» **Task requirements**: Every record here needs to be written out again exactly.

» **Data shown**:

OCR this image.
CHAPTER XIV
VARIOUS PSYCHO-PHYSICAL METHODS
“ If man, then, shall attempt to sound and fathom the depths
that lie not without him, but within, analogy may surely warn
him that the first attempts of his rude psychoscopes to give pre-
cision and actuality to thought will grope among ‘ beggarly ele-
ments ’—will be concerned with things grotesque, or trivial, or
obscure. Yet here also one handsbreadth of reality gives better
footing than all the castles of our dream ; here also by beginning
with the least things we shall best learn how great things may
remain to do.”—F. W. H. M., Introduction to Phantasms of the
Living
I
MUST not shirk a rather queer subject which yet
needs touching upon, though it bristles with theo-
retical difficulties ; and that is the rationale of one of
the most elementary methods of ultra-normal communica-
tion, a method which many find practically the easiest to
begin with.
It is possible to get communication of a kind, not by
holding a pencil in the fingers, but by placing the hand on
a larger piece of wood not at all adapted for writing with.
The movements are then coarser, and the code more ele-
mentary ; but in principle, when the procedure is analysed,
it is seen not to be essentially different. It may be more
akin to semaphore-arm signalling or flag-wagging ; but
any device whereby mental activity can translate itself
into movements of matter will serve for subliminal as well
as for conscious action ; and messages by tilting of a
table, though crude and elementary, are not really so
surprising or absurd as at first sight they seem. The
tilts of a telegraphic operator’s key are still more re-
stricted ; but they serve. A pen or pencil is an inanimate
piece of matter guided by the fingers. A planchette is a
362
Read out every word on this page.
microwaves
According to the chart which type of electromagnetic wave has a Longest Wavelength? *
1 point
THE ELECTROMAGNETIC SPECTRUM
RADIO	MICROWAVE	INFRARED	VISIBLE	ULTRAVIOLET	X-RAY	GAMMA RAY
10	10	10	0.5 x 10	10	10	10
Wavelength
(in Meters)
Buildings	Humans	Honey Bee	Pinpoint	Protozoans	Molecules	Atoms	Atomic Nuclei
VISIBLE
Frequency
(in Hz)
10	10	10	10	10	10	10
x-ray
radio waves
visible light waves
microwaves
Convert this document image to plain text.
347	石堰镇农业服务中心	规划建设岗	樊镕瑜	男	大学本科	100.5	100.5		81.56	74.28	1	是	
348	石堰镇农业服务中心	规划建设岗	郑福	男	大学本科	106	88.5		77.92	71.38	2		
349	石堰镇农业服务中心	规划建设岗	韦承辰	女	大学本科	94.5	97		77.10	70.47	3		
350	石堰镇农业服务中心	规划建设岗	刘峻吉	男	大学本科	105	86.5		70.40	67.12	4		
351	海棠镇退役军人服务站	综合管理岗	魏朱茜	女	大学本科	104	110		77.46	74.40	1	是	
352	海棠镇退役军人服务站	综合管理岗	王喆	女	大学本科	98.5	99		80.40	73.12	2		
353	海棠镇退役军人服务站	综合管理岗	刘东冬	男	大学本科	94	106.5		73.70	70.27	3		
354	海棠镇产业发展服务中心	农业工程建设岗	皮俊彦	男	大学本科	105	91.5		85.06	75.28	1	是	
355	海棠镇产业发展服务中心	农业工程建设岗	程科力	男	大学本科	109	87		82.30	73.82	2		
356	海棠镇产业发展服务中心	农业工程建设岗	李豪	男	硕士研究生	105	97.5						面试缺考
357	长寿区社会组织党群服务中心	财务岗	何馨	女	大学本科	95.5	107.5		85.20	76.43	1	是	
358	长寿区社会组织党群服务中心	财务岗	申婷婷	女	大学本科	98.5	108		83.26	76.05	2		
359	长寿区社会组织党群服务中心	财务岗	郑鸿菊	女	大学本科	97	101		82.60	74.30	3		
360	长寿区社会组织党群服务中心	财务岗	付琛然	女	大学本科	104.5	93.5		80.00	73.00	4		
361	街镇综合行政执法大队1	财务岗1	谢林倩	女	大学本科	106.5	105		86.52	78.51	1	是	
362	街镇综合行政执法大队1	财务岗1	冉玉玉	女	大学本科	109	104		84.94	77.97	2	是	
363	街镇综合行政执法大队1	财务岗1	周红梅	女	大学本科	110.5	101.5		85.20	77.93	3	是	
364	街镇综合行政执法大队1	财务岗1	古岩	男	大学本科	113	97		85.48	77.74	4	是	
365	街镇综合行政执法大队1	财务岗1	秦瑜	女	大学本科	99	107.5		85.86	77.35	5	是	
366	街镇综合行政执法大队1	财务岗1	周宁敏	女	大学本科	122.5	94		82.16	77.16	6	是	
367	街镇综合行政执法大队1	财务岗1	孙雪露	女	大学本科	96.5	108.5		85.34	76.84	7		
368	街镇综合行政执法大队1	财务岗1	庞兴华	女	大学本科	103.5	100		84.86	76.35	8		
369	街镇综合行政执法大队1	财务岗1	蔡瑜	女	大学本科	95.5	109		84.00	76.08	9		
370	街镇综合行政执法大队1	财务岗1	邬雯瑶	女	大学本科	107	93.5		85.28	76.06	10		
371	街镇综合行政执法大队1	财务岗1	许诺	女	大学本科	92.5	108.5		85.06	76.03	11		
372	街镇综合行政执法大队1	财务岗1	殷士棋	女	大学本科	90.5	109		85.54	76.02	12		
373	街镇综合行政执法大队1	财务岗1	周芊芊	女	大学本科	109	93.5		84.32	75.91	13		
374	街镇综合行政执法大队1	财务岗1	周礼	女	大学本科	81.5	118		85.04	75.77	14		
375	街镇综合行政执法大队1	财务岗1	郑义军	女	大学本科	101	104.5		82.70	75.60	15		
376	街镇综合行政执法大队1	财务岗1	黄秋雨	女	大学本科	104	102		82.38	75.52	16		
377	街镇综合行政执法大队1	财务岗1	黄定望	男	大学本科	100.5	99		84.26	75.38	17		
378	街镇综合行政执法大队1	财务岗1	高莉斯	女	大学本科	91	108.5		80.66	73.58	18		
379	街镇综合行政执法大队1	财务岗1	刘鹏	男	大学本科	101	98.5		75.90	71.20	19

» **The result**:
OCR this image.
CHAPTER XIV
VARIOUS PSYCHO-PHYSICAL METHODS
“ If man, then, shall attempt to sound and fathom the depths
that lie not without him, but within, analogy may surely warn
him that the first attempts of his rude psychoscopes to give pre-
cision and actuality to thought will grope among ‘ beggarly ele-
ments ’—will be concerned with things grotesque, or trivial, or
obscure. Yet here also one handsbreadth of reality gives better
footing than all the castles of our dream ; here also by beginning
with the least things we shall best learn how great things may
remain to do.”—F. W. H. M., Introduction to Phantasms of the
Living
I
MUST not shirk a rather queer subject which yet
needs touching upon, though it bristles with theo-
retical difficulties ; and that is the rationale of one of
the most elementary methods of ultra-normal communica-
tion, a method which many find practically the easiest to
begin with.
It is possible to get communication of a kind, not by
holding a pencil in the fingers, but by placing the hand on
a larger piece of wood not at all adapted for writing with.
The movements are then coarser, and the code more ele-
mentary ; but in principle, when the procedure is analysed,
it is seen not to be essentially different. It may be more
akin to semaphore-arm signalling or flag-wagging ; but
any device whereby mental activity can translate itself
into movements of matter will serve for subliminal as well
as for conscious action ; and messages by tilting of a
table, though crude and elementary, are not really so
surprising or absurd as at first sight they seem. The
tilts of a telegraphic operator’s key are still more re-
stricted ; but they serve. A pen or pencil is an inanimate
piece of matter guided by the fingers. A planchette is a
362
Read out every word on this page.
microwaves
According to the chart which type of electromagnetic wave has a Longest Wavelength? *
1 point
THE ELECTROMAGNETIC SPECTRUM
RADIO	MICROWAVE	INFRARED	VISIBLE	ULTRAVIOLET	X-RAY	GAMMA RAY
10	10	10	0.5 x 10	10	10	10
Wavelength
(in Meters)
Buildings	Humans	Honey Bee	Pinpoint	Protozoans	Molecules	Atoms	Atomic Nuclei
VISIBLE
Frequency
(in Hz)
10	10	10	10	10	10	10
x-ray
radio waves
visible light waves
microwaves
Convert this document image to plain text.
347	石堰镇农业服务中心	规划建设岗	樊镕瑜	男	大学本科	100.5	100.5		81.56	74.28	1	是	
348	石堰镇农业服务中心	规划建设岗	郑福	男	大学本科	106	88.5		77.92	71.38	2		
349	石堰镇农业服务中心	规划建设岗	韦承辰	女	大学本科	94.5	97		77.10	70.47	3		
350	石堰镇农业服务中心	规划建设岗	刘峻吉	男	大学本科	105	86.5		70.40	67.12	4		
351	海棠镇退役军人服务站	综合管理岗	魏朱茜	女	大学本科	104	110		77.46	74.40	1	是	
352	海棠镇退役军人服务站	综合管理岗	王喆	女	大学本科	98.5	99		80.40	73.12	2		
353	海棠镇退役军人服务站	综合管理岗	刘东冬	男	大学本科	94	106.5		73.70	70.27	3		
354	海棠镇产业发展服务中心	农业工程建设岗	皮俊彦	男	大学本科	105	91.5		85.06	75.28	1	是	
355	海棠镇产业发展服务中心	农业工程建设岗	程科力	男	大学本科	109	87		82.30	73.82	2		
356	海棠镇产业发展服务中心	农业工程建设岗	李豪	男	硕士研究生	105	97.5						面试缺考
357	长寿区社会组织党群服务中心	财务岗	何馨	女	大学本科	95.5	107.5		85.20	76.43	1	是	
358	长寿区社会组织党群服务中心	财务岗	申婷婷	女	大学本科	98.5	108		83.26	76.05	2		
359	长寿区社会组织党群服务中心	财务岗	郑鸿菊	女	大学本科	97	101		82.60	74.30	3		
360	长寿区社会组织党群服务中心	财务岗	付琛然	女	大学本科	104.5	93.5		80.00	73.00	4		
361	街镇综合行政执法大队1	财务岗1	谢林倩	女	大学本科	106.5	105		86.52	78.51	1	是	
362	街镇综合行政执法大队1	财务岗1	冉玉玉	女	大学本科	109	104		84.94	77.97	2	是	
363	街镇综合行政执法大队1	财务岗1	周红梅	女	大学本科	110.5	101.5		85.20	77.93	3	是	
364	街镇综合行政执法大队1	财务岗1	古岩	男	大学本科	113	97		85.48	77.74	4	是	
365	街镇综合行政执法大队1	财务岗1	秦瑜	女	大学本科	99	107.5		85.86	77.35	5	是	
366	街镇综合行政执法大队1	财务岗1	周宁敏	女	大学本科	122.5	94		82.16	77.16	6	是	
367	街镇综合行政执法大队1	财务岗1	孙雪露	女	大学本科	96.5	108.5		85.34	76.84	7		
368	街镇综合行政执法大队1	财务岗1	庞兴华	女	大学本科	103.5	100		84.86	76.35	8		
369	街镇综合行政执法大队1	财务岗1	蔡瑜	女	大学本科	95.5	109		84.00	76.08	9		
370	街镇综合行政执法大队1	财务岗1	邬雯瑶	女	大学本科	107	93.5		85.28	76.06	10		
371	街镇综合行政执法大队1	财务岗1	许诺	女	大学本科	92.5	108.5		85.06	76.03	11		
372	街镇综合行政执法大队1	财务岗1	殷士棋	女	大学本科	90.5	109		85.54	76.02	12		
373	街镇综合行政执法大队1	财务岗1	周芊芊	女	大学本科	109	93.5		84.32	75.91	13		
374	街镇综合行政执法大队1	财务岗1	周礼	女	大学本科	81.5	118		85.04	75.77	14		
375	街镇综合行政执法大队1	财务岗1	郑义军	女	大学本科	101	104.5		82.70	75.60	15		
376	街镇综合行政执法大队1	财务岗1	黄秋雨	女	大学本科	104	102		82.38	75.52	16		
377	街镇综合行政执法大队1	财务岗1	黄定望	男	大学本科	100.5	99		84.26	75.38	17		
378	街镇综合行政执法大队1	财务岗1	高莉斯	女	大学本科	91	108.5		80.66	73.58	18		
379	街镇综合行政执法大队1	财务岗1	刘鹏	男	大学本科	101	98.5		75.90	71.20	19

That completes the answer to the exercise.